→ **Input for this task**:

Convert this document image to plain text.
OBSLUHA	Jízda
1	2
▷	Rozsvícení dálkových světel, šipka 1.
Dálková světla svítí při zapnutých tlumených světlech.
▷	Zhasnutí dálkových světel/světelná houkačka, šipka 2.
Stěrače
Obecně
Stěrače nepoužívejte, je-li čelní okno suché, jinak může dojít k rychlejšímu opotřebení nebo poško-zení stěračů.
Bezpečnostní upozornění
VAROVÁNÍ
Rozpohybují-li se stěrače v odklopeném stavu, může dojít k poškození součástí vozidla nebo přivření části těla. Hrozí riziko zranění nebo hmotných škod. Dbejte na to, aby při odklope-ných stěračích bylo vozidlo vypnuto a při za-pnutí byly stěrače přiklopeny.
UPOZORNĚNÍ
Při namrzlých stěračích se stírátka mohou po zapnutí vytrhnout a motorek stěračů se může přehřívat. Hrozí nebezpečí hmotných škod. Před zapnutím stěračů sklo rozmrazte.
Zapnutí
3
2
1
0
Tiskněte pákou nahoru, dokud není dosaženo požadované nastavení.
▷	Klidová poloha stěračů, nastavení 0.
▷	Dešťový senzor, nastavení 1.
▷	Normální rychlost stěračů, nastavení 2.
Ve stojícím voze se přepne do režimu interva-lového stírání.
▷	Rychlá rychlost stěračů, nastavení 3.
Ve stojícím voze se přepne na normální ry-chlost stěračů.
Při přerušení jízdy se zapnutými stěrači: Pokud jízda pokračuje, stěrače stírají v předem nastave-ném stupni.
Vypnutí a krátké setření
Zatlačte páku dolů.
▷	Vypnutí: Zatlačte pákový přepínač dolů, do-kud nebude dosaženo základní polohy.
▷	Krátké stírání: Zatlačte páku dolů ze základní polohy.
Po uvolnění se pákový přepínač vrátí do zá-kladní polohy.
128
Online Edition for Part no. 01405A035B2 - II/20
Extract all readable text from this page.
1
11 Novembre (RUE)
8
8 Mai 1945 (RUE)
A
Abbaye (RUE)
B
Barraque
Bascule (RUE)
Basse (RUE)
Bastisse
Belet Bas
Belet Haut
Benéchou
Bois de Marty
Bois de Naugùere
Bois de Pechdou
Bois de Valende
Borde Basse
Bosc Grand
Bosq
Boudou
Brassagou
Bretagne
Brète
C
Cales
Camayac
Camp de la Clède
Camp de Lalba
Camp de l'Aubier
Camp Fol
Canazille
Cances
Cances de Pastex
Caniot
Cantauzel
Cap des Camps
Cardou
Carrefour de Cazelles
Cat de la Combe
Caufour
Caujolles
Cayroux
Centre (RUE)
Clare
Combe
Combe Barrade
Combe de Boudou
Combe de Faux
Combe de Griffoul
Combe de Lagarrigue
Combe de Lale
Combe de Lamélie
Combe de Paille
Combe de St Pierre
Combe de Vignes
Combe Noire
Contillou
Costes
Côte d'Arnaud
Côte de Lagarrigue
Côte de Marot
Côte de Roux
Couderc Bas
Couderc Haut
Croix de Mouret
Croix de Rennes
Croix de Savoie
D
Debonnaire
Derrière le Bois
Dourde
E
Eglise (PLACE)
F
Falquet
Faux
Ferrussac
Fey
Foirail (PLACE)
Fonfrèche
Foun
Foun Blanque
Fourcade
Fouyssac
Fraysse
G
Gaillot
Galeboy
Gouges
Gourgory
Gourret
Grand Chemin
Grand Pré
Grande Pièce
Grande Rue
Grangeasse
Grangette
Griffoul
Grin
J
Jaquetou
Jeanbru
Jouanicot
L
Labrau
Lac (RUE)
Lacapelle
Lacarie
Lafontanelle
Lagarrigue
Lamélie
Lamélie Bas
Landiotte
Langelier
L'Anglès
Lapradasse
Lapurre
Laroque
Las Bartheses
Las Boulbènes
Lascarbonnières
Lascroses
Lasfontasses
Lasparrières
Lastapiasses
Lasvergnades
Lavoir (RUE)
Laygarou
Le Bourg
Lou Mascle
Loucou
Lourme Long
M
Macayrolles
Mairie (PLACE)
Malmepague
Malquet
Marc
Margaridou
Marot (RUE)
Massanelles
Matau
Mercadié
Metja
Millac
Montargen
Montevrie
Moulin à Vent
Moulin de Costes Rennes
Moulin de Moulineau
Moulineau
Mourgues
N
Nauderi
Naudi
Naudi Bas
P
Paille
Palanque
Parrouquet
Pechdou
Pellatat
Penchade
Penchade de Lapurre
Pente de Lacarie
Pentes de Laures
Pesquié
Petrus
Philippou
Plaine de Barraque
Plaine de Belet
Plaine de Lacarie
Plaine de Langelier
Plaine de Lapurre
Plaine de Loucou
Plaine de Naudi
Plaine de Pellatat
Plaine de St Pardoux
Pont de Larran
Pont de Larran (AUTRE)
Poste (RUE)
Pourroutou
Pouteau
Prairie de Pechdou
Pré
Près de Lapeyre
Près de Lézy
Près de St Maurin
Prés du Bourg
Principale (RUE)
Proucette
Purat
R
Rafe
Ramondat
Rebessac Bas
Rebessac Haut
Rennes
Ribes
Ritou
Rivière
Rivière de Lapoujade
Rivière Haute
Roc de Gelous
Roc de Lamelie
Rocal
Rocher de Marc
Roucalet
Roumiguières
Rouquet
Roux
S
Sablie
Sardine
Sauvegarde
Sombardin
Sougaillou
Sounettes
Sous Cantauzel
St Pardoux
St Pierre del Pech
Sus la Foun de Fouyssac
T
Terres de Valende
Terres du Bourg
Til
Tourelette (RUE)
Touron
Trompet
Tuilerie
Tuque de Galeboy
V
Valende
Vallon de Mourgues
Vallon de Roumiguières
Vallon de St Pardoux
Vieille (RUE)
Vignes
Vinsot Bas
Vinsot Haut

→ **Prompt**:
List every line from the entries above in which "Croix" appears.

→ **Exercise answer**:
Croix de Mouret
Croix de Rennes
Croix de Savoie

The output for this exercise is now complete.